── Information given ──
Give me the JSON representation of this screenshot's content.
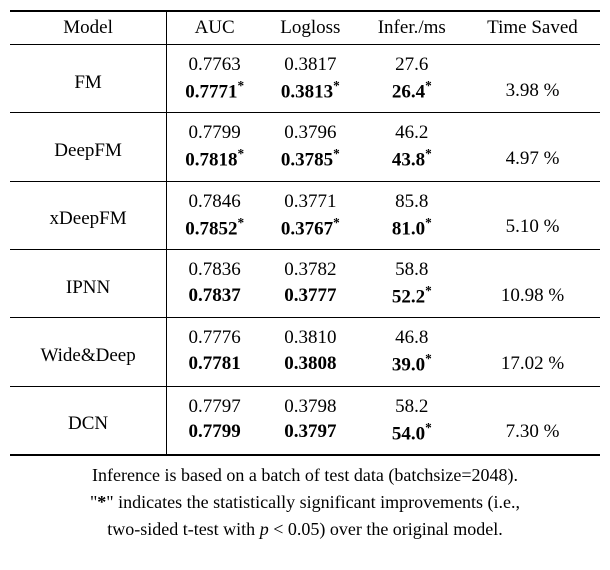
{
  "chart_data": {
    "type": "table",
    "title": "",
    "columns": [
      "Model",
      "AUC",
      "Logloss",
      "Infer./ms",
      "Time Saved"
    ],
    "rows": [
      {
        "model": "FM",
        "baseline": {
          "auc": "0.7763",
          "logloss": "0.3817",
          "infer": "27.6"
        },
        "improved": {
          "auc": "0.7771",
          "auc_sig": true,
          "logloss": "0.3813",
          "logloss_sig": true,
          "infer": "26.4",
          "infer_sig": true
        },
        "time_saved": "3.98 %"
      },
      {
        "model": "DeepFM",
        "baseline": {
          "auc": "0.7799",
          "logloss": "0.3796",
          "infer": "46.2"
        },
        "improved": {
          "auc": "0.7818",
          "auc_sig": true,
          "logloss": "0.3785",
          "logloss_sig": true,
          "infer": "43.8",
          "infer_sig": true
        },
        "time_saved": "4.97 %"
      },
      {
        "model": "xDeepFM",
        "baseline": {
          "auc": "0.7846",
          "logloss": "0.3771",
          "infer": "85.8"
        },
        "improved": {
          "auc": "0.7852",
          "auc_sig": true,
          "logloss": "0.3767",
          "logloss_sig": true,
          "infer": "81.0",
          "infer_sig": true
        },
        "time_saved": "5.10 %"
      },
      {
        "model": "IPNN",
        "baseline": {
          "auc": "0.7836",
          "logloss": "0.3782",
          "infer": "58.8"
        },
        "improved": {
          "auc": "0.7837",
          "auc_sig": false,
          "logloss": "0.3777",
          "logloss_sig": false,
          "infer": "52.2",
          "infer_sig": true
        },
        "time_saved": "10.98 %"
      },
      {
        "model": "Wide&Deep",
        "baseline": {
          "auc": "0.7776",
          "logloss": "0.3810",
          "infer": "46.8"
        },
        "improved": {
          "auc": "0.7781",
          "auc_sig": false,
          "logloss": "0.3808",
          "logloss_sig": false,
          "infer": "39.0",
          "infer_sig": true
        },
        "time_saved": "17.02 %"
      },
      {
        "model": "DCN",
        "baseline": {
          "auc": "0.7797",
          "logloss": "0.3798",
          "infer": "58.2"
        },
        "improved": {
          "auc": "0.7799",
          "auc_sig": false,
          "logloss": "0.3797",
          "logloss_sig": false,
          "infer": "54.0",
          "infer_sig": true
        },
        "time_saved": "7.30 %"
      }
    ]
  },
  "headers": {
    "model": "Model",
    "auc": "AUC",
    "logloss": "Logloss",
    "infer": "Infer./ms",
    "time_saved": "Time Saved"
  },
  "footnote": {
    "line1": "Inference is based on a batch of test data (batchsize=2048).",
    "line2a": "\"",
    "line2star": "*",
    "line2b": "\" indicates the statistically significant improvements (i.e.,",
    "line3a": "two-sided t-test with ",
    "line3p": "p",
    "line3b": " < 0.05) over the original model."
  }
}
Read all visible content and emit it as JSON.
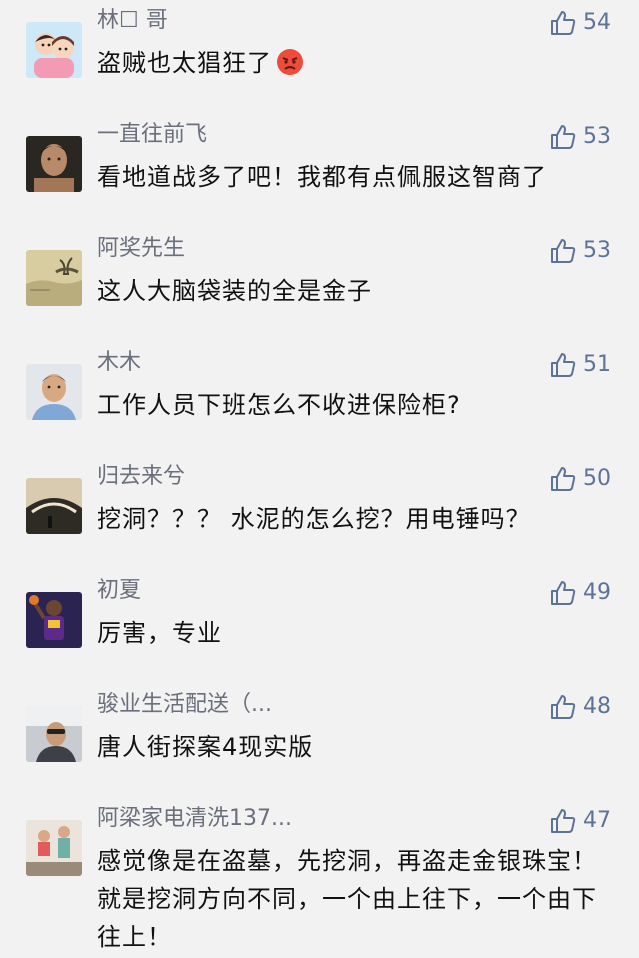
{
  "comments": [
    {
      "name": "林☐ 哥",
      "text": "盗贼也太猖狂了",
      "likes": "54",
      "avatar": "cartoon-couple-avatar",
      "emoji": "angry-face-icon"
    },
    {
      "name": "一直往前飞",
      "text": "看地道战多了吧！我都有点佩服这智商了",
      "likes": "53",
      "avatar": "man-portrait-avatar"
    },
    {
      "name": "阿奖先生",
      "text": "这人大脑袋装的全是金子",
      "likes": "53",
      "avatar": "landscape-painting-avatar"
    },
    {
      "name": "木木",
      "text": "工作人员下班怎么不收进保险柜?",
      "likes": "51",
      "avatar": "man-selfie-avatar"
    },
    {
      "name": "归去来兮",
      "text": "挖洞？？？ 水泥的怎么挖？用电锤吗？",
      "likes": "50",
      "avatar": "landscape-photo-avatar"
    },
    {
      "name": "初夏",
      "text": "厉害，专业",
      "likes": "49",
      "avatar": "basketball-player-avatar"
    },
    {
      "name": "骏业生活配送（...",
      "text": "唐人街探案4现实版",
      "likes": "48",
      "avatar": "man-in-car-avatar"
    },
    {
      "name": "阿梁家电清洗137...",
      "text": "感觉像是在盗墓，先挖洞，再盗走金银珠宝！就是挖洞方向不同，一个由上往下，一个由下往上！",
      "likes": "47",
      "avatar": "family-photo-avatar"
    }
  ],
  "colors": {
    "background": "#f2f2f2",
    "name": "#6b6f7c",
    "text": "#111111",
    "like": "#5d7396"
  },
  "icons": {
    "like": "thumbs-up-icon"
  }
}
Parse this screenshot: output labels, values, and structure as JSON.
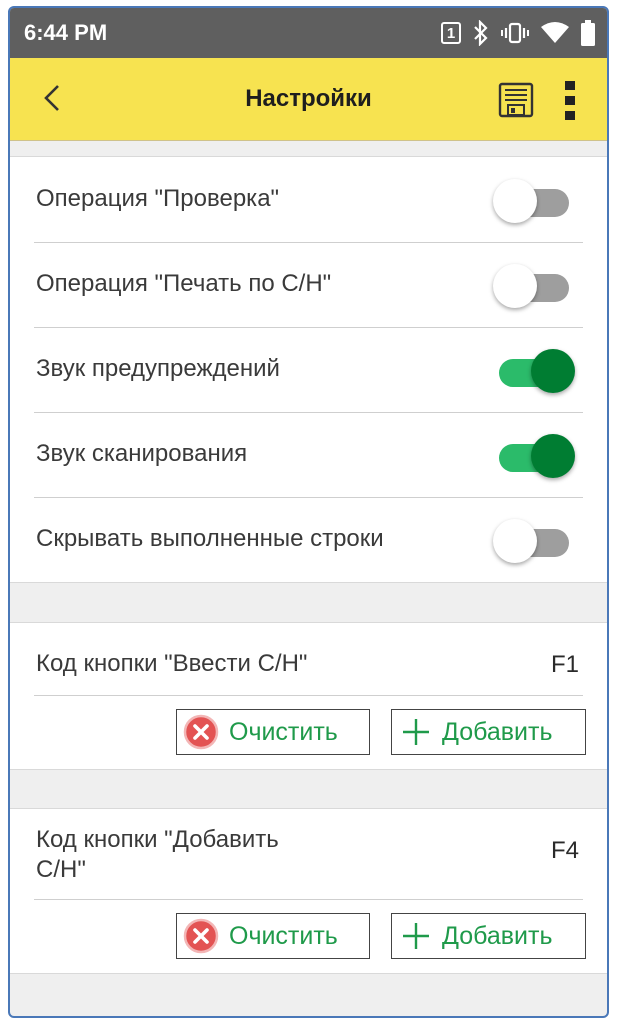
{
  "status": {
    "time": "6:44 PM",
    "sim_slot": "1"
  },
  "appbar": {
    "title": "Настройки"
  },
  "toggles": [
    {
      "label": "Операция \"Проверка\"",
      "on": false
    },
    {
      "label": "Операция \"Печать по С/Н\"",
      "on": false
    },
    {
      "label": "Звук предупреждений",
      "on": true
    },
    {
      "label": "Звук сканирования",
      "on": true
    },
    {
      "label": "Скрывать выполненные строки",
      "on": false
    }
  ],
  "keys": [
    {
      "label": "Код кнопки \"Ввести С/Н\"",
      "value": "F1",
      "clear_label": "Очистить",
      "add_label": "Добавить"
    },
    {
      "label_line1": "Код кнопки \"Добавить",
      "label_line2": "С/Н\"",
      "value": "F4",
      "clear_label": "Очистить",
      "add_label": "Добавить"
    }
  ],
  "colors": {
    "accent_yellow": "#f7e350",
    "toggle_on": "#007d32",
    "button_text": "#1f9a4a"
  }
}
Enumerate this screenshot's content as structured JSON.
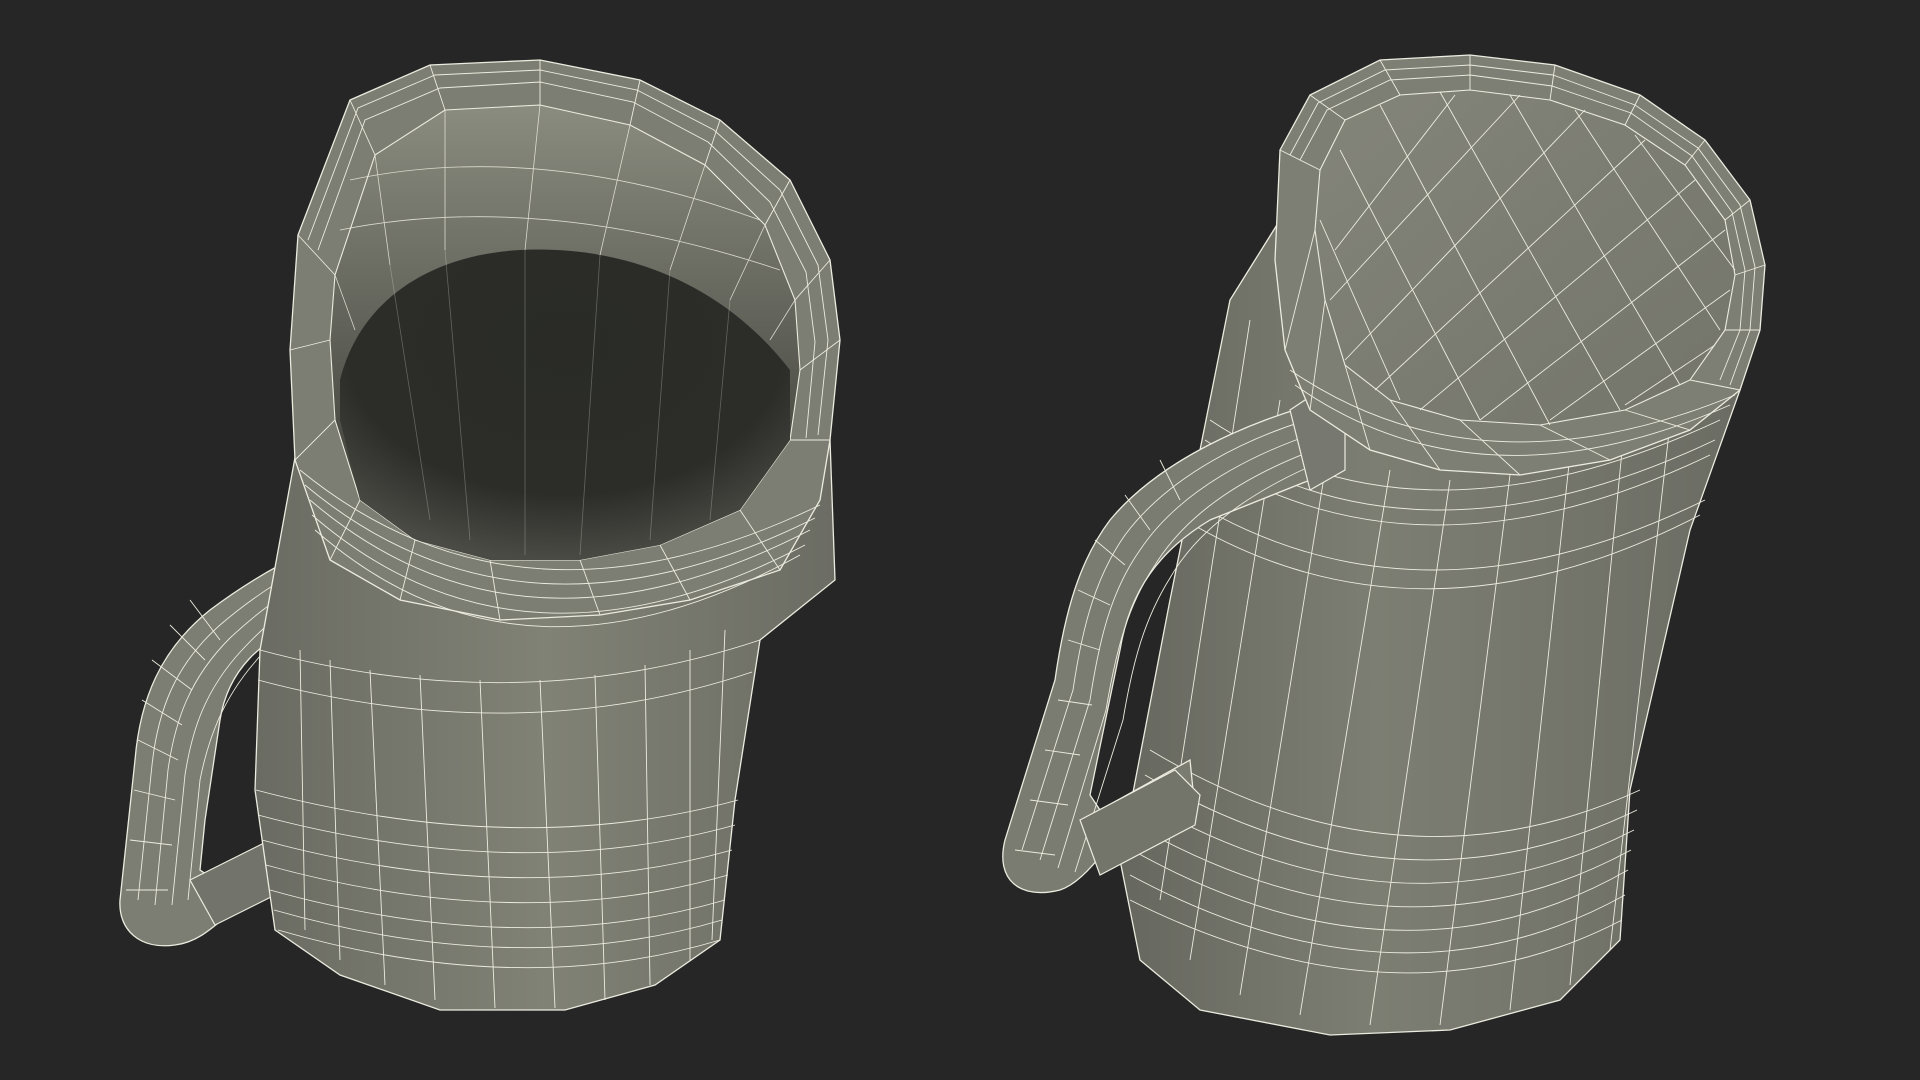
{
  "scene": {
    "background_color": "#262626",
    "surface_color": "#7b7c71",
    "surface_light_color": "#8a8b80",
    "surface_dark_color": "#5f6058",
    "interior_dark_color": "#2b2c28",
    "wire_color": "#ecebdf"
  },
  "objects": [
    {
      "name": "mug-open-view",
      "description_visible": false
    },
    {
      "name": "mug-bottom-view",
      "description_visible": false
    }
  ]
}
───
Directive: Return every line of the records exactly as given, pictures excluded.

Final result:
Give me the JSON representation of this screenshot's content.
{
  "chart_data": {
    "type": "table",
    "title": "",
    "columns": [
      "Model",
      "AUC",
      "Logloss",
      "Infer./ms",
      "Time Saved"
    ],
    "rows": [
      {
        "model": "FM",
        "baseline": {
          "auc": "0.7763",
          "logloss": "0.3817",
          "infer": "27.6"
        },
        "improved": {
          "auc": "0.7771",
          "auc_sig": true,
          "logloss": "0.3813",
          "logloss_sig": true,
          "infer": "26.4",
          "infer_sig": true
        },
        "time_saved": "3.98 %"
      },
      {
        "model": "DeepFM",
        "baseline": {
          "auc": "0.7799",
          "logloss": "0.3796",
          "infer": "46.2"
        },
        "improved": {
          "auc": "0.7818",
          "auc_sig": true,
          "logloss": "0.3785",
          "logloss_sig": true,
          "infer": "43.8",
          "infer_sig": true
        },
        "time_saved": "4.97 %"
      },
      {
        "model": "xDeepFM",
        "baseline": {
          "auc": "0.7846",
          "logloss": "0.3771",
          "infer": "85.8"
        },
        "improved": {
          "auc": "0.7852",
          "auc_sig": true,
          "logloss": "0.3767",
          "logloss_sig": true,
          "infer": "81.0",
          "infer_sig": true
        },
        "time_saved": "5.10 %"
      },
      {
        "model": "IPNN",
        "baseline": {
          "auc": "0.7836",
          "logloss": "0.3782",
          "infer": "58.8"
        },
        "improved": {
          "auc": "0.7837",
          "auc_sig": false,
          "logloss": "0.3777",
          "logloss_sig": false,
          "infer": "52.2",
          "infer_sig": true
        },
        "time_saved": "10.98 %"
      },
      {
        "model": "Wide&Deep",
        "baseline": {
          "auc": "0.7776",
          "logloss": "0.3810",
          "infer": "46.8"
        },
        "improved": {
          "auc": "0.7781",
          "auc_sig": false,
          "logloss": "0.3808",
          "logloss_sig": false,
          "infer": "39.0",
          "infer_sig": true
        },
        "time_saved": "17.02 %"
      },
      {
        "model": "DCN",
        "baseline": {
          "auc": "0.7797",
          "logloss": "0.3798",
          "infer": "58.2"
        },
        "improved": {
          "auc": "0.7799",
          "auc_sig": false,
          "logloss": "0.3797",
          "logloss_sig": false,
          "infer": "54.0",
          "infer_sig": true
        },
        "time_saved": "7.30 %"
      }
    ]
  },
  "headers": {
    "model": "Model",
    "auc": "AUC",
    "logloss": "Logloss",
    "infer": "Infer./ms",
    "time_saved": "Time Saved"
  },
  "footnote": {
    "line1": "Inference is based on a batch of test data (batchsize=2048).",
    "line2a": "\"",
    "line2star": "*",
    "line2b": "\" indicates the statistically significant improvements (i.e.,",
    "line3a": "two-sided t-test with ",
    "line3p": "p",
    "line3b": " < 0.05) over the original model."
  }
}
Read all visible content and emit it as JSON.
{
  "comments": [
    {
      "name": "林☐ 哥",
      "text": "盗贼也太猖狂了",
      "likes": "54",
      "avatar": "cartoon-couple-avatar",
      "emoji": "angry-face-icon"
    },
    {
      "name": "一直往前飞",
      "text": "看地道战多了吧！我都有点佩服这智商了",
      "likes": "53",
      "avatar": "man-portrait-avatar"
    },
    {
      "name": "阿奖先生",
      "text": "这人大脑袋装的全是金子",
      "likes": "53",
      "avatar": "landscape-painting-avatar"
    },
    {
      "name": "木木",
      "text": "工作人员下班怎么不收进保险柜?",
      "likes": "51",
      "avatar": "man-selfie-avatar"
    },
    {
      "name": "归去来兮",
      "text": "挖洞？？？ 水泥的怎么挖？用电锤吗？",
      "likes": "50",
      "avatar": "landscape-photo-avatar"
    },
    {
      "name": "初夏",
      "text": "厉害，专业",
      "likes": "49",
      "avatar": "basketball-player-avatar"
    },
    {
      "name": "骏业生活配送（...",
      "text": "唐人街探案4现实版",
      "likes": "48",
      "avatar": "man-in-car-avatar"
    },
    {
      "name": "阿梁家电清洗137...",
      "text": "感觉像是在盗墓，先挖洞，再盗走金银珠宝！就是挖洞方向不同，一个由上往下，一个由下往上！",
      "likes": "47",
      "avatar": "family-photo-avatar"
    }
  ],
  "colors": {
    "background": "#f2f2f2",
    "name": "#6b6f7c",
    "text": "#111111",
    "like": "#5d7396"
  },
  "icons": {
    "like": "thumbs-up-icon"
  }
}
Parse this screenshot: output labels, values, and structure as JSON.
{
  "status": {
    "time": "6:44 PM",
    "sim_slot": "1"
  },
  "appbar": {
    "title": "Настройки"
  },
  "toggles": [
    {
      "label": "Операция \"Проверка\"",
      "on": false
    },
    {
      "label": "Операция \"Печать по С/Н\"",
      "on": false
    },
    {
      "label": "Звук предупреждений",
      "on": true
    },
    {
      "label": "Звук сканирования",
      "on": true
    },
    {
      "label": "Скрывать выполненные строки",
      "on": false
    }
  ],
  "keys": [
    {
      "label": "Код кнопки \"Ввести С/Н\"",
      "value": "F1",
      "clear_label": "Очистить",
      "add_label": "Добавить"
    },
    {
      "label_line1": "Код кнопки \"Добавить",
      "label_line2": "С/Н\"",
      "value": "F4",
      "clear_label": "Очистить",
      "add_label": "Добавить"
    }
  ],
  "colors": {
    "accent_yellow": "#f7e350",
    "toggle_on": "#007d32",
    "button_text": "#1f9a4a"
  }
}
Enumerate this screenshot's content as structured JSON.
{
  "scene": {
    "background_color": "#262626",
    "surface_color": "#7b7c71",
    "surface_light_color": "#8a8b80",
    "surface_dark_color": "#5f6058",
    "interior_dark_color": "#2b2c28",
    "wire_color": "#ecebdf"
  },
  "objects": [
    {
      "name": "mug-open-view",
      "description_visible": false
    },
    {
      "name": "mug-bottom-view",
      "description_visible": false
    }
  ]
}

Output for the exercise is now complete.